» PROBLEM REQUIREMENTS: Which lines hold the string "Updating"? Copy every one of them.

Dataset items:
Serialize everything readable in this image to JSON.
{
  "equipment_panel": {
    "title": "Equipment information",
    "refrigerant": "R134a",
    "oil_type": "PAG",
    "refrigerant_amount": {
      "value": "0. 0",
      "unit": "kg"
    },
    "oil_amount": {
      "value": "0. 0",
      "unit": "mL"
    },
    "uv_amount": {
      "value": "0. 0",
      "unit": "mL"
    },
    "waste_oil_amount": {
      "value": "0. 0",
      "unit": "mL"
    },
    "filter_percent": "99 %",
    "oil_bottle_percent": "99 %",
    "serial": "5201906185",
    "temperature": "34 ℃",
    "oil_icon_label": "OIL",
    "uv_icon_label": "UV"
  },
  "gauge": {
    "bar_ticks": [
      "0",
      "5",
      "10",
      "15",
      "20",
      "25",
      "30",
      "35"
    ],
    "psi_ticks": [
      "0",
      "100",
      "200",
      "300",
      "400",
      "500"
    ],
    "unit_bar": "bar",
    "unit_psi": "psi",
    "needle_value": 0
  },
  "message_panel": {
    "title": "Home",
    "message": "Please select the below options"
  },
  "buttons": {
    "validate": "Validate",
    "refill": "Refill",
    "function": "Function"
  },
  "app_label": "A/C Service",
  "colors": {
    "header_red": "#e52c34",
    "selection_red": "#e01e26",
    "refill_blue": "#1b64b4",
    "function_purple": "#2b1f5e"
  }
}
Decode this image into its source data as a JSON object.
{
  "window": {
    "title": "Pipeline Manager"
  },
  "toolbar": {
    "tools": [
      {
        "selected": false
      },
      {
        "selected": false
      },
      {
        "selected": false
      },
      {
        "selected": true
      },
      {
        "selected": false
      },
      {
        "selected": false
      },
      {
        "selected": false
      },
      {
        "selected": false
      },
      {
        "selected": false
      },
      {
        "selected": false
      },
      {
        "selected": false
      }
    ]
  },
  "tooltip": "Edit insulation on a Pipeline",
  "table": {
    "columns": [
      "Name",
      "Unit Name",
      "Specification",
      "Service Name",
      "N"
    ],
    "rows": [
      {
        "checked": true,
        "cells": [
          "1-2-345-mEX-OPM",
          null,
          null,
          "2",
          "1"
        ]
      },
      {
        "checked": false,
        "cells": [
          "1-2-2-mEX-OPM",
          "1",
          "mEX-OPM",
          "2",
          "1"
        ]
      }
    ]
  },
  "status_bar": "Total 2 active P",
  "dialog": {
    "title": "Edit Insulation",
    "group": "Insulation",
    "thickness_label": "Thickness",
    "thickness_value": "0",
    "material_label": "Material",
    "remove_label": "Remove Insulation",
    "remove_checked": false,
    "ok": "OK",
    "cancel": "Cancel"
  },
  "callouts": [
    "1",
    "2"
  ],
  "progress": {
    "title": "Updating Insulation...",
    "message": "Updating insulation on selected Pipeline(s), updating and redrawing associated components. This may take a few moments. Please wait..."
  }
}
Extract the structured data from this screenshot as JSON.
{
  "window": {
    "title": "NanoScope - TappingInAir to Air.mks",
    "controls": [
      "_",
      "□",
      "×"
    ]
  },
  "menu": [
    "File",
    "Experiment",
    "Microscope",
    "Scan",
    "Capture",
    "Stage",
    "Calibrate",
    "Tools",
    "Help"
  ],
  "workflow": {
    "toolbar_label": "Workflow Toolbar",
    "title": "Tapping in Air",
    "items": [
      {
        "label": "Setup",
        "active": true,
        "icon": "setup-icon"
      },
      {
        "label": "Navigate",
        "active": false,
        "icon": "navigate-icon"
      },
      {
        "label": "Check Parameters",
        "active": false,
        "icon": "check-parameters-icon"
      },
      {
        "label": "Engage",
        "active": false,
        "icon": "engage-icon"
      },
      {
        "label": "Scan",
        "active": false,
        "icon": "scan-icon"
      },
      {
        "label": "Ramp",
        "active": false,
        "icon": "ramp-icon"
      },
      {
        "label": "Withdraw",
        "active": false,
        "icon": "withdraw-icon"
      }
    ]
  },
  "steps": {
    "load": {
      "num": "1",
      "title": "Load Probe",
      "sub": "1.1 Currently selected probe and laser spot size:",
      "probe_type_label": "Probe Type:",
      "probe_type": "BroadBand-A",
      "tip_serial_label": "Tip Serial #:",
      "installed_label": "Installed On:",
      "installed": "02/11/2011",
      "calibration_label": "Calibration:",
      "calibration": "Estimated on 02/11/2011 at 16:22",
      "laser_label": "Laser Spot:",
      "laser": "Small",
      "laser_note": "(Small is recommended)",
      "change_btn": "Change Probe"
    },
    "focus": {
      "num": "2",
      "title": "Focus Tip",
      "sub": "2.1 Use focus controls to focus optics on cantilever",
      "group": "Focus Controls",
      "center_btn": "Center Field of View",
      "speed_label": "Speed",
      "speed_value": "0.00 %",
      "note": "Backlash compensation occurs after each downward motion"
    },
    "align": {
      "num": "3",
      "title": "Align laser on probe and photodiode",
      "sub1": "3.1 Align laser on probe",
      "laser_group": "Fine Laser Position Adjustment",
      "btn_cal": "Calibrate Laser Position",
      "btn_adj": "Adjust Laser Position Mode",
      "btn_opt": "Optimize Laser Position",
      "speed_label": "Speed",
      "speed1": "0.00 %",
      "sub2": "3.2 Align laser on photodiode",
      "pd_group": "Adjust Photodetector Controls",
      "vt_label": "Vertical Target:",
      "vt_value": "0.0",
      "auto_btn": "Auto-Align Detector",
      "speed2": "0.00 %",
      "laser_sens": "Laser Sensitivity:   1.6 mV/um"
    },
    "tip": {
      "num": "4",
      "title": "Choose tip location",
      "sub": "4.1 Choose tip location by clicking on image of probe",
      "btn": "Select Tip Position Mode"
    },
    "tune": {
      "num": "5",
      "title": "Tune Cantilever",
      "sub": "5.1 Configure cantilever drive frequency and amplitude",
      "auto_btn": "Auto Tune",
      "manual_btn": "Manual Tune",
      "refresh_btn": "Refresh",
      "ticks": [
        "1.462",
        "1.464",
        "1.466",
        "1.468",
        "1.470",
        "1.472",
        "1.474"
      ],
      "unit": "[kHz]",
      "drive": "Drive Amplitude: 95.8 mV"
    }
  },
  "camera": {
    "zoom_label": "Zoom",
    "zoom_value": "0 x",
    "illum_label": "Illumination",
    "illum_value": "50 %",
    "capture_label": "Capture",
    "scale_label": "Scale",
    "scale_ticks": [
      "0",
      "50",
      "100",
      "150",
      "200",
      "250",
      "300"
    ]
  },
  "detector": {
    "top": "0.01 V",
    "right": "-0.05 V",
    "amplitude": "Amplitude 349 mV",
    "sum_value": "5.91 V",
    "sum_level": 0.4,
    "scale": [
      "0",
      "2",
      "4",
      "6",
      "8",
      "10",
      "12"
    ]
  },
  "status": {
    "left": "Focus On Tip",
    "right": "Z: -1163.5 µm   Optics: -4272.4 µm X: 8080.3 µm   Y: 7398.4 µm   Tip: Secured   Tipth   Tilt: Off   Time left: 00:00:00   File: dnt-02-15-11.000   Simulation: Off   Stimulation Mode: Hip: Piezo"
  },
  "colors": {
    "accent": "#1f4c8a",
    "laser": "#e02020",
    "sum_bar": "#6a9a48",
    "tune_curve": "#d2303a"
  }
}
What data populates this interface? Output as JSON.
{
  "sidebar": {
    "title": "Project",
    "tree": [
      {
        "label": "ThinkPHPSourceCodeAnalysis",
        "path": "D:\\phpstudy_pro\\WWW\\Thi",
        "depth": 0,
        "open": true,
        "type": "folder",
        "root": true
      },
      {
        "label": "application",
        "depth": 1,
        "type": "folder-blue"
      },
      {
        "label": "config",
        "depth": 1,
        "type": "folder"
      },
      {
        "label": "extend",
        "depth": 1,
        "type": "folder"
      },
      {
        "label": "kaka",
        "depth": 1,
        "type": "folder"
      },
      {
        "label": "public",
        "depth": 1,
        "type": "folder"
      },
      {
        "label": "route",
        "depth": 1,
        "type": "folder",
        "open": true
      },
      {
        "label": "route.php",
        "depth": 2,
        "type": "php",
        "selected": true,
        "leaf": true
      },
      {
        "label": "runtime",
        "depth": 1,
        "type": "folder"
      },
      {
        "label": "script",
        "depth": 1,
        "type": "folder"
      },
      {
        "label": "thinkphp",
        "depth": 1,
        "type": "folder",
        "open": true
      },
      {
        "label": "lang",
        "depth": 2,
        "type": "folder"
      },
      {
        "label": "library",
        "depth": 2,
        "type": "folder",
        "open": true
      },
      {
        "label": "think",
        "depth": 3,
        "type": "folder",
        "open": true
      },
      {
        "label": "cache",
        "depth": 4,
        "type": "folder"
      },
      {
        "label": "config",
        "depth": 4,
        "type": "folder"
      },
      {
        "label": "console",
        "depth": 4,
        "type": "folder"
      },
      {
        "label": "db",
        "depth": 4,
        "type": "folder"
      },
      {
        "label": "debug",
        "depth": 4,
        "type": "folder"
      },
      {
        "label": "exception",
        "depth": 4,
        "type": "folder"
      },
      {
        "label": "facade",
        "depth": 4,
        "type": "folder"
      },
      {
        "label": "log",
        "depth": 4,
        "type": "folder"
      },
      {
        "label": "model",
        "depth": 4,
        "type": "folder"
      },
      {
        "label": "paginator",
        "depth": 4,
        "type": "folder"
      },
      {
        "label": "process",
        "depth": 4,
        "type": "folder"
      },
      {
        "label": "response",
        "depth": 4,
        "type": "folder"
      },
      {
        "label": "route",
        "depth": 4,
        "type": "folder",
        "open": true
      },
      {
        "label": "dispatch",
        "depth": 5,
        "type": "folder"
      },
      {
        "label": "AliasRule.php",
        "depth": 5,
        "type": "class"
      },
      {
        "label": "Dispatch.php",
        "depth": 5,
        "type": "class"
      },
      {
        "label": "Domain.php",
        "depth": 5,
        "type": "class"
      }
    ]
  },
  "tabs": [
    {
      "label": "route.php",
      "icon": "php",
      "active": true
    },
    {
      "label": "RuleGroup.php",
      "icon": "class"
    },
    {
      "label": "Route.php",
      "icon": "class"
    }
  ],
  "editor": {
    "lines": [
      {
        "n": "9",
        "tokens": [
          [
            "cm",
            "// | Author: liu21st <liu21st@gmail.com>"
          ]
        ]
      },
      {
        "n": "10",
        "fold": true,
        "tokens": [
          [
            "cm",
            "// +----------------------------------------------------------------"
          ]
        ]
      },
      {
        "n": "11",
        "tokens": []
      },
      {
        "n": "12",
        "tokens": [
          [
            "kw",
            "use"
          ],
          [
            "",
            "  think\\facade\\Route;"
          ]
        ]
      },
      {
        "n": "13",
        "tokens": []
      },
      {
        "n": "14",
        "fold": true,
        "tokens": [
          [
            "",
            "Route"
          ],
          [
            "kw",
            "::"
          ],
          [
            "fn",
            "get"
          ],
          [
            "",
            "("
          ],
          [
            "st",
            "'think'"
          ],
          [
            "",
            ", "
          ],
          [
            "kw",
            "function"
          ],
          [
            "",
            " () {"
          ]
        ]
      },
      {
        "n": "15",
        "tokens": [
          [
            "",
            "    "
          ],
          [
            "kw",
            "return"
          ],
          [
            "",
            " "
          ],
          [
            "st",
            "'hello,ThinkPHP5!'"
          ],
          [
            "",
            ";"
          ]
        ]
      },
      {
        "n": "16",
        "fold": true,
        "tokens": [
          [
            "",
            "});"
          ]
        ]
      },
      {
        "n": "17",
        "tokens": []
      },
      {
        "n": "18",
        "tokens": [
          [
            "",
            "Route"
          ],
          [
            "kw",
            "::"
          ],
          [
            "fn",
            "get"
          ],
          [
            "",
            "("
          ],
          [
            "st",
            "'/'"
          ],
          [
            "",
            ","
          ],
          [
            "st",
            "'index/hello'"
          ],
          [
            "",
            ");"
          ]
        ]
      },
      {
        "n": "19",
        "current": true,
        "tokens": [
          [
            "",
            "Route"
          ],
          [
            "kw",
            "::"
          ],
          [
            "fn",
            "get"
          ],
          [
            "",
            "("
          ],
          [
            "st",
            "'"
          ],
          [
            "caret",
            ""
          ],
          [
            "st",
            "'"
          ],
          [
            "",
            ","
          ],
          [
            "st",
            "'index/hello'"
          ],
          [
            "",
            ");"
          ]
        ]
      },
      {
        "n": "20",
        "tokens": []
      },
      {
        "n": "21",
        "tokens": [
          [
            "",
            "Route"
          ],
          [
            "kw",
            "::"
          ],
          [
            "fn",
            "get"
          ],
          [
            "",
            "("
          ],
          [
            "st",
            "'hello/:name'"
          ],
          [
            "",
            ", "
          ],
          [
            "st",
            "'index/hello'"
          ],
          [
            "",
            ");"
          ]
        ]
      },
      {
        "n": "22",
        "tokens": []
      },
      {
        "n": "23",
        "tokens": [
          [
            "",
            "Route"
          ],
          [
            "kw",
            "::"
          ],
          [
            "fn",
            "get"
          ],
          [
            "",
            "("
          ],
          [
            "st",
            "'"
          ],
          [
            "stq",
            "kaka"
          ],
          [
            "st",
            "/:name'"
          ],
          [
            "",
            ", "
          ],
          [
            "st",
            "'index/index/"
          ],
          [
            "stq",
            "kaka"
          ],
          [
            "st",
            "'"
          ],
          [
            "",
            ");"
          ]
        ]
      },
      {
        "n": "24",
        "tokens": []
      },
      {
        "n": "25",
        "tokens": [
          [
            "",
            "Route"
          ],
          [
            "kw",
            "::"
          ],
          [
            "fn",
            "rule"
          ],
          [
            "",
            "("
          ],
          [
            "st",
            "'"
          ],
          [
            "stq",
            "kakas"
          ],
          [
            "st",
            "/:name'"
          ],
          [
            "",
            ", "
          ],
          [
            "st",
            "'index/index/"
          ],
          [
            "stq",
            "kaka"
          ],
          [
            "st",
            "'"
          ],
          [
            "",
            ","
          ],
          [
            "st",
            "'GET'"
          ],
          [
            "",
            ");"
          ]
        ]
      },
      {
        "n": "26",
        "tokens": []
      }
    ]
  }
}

» SOLUTION TO THIS TASK:
    "title": "Updating Insulation...",
    "message": "Updating insulation on selected Pipeline(s), updating and redrawing associated components. This may take a few moments. Please wait..."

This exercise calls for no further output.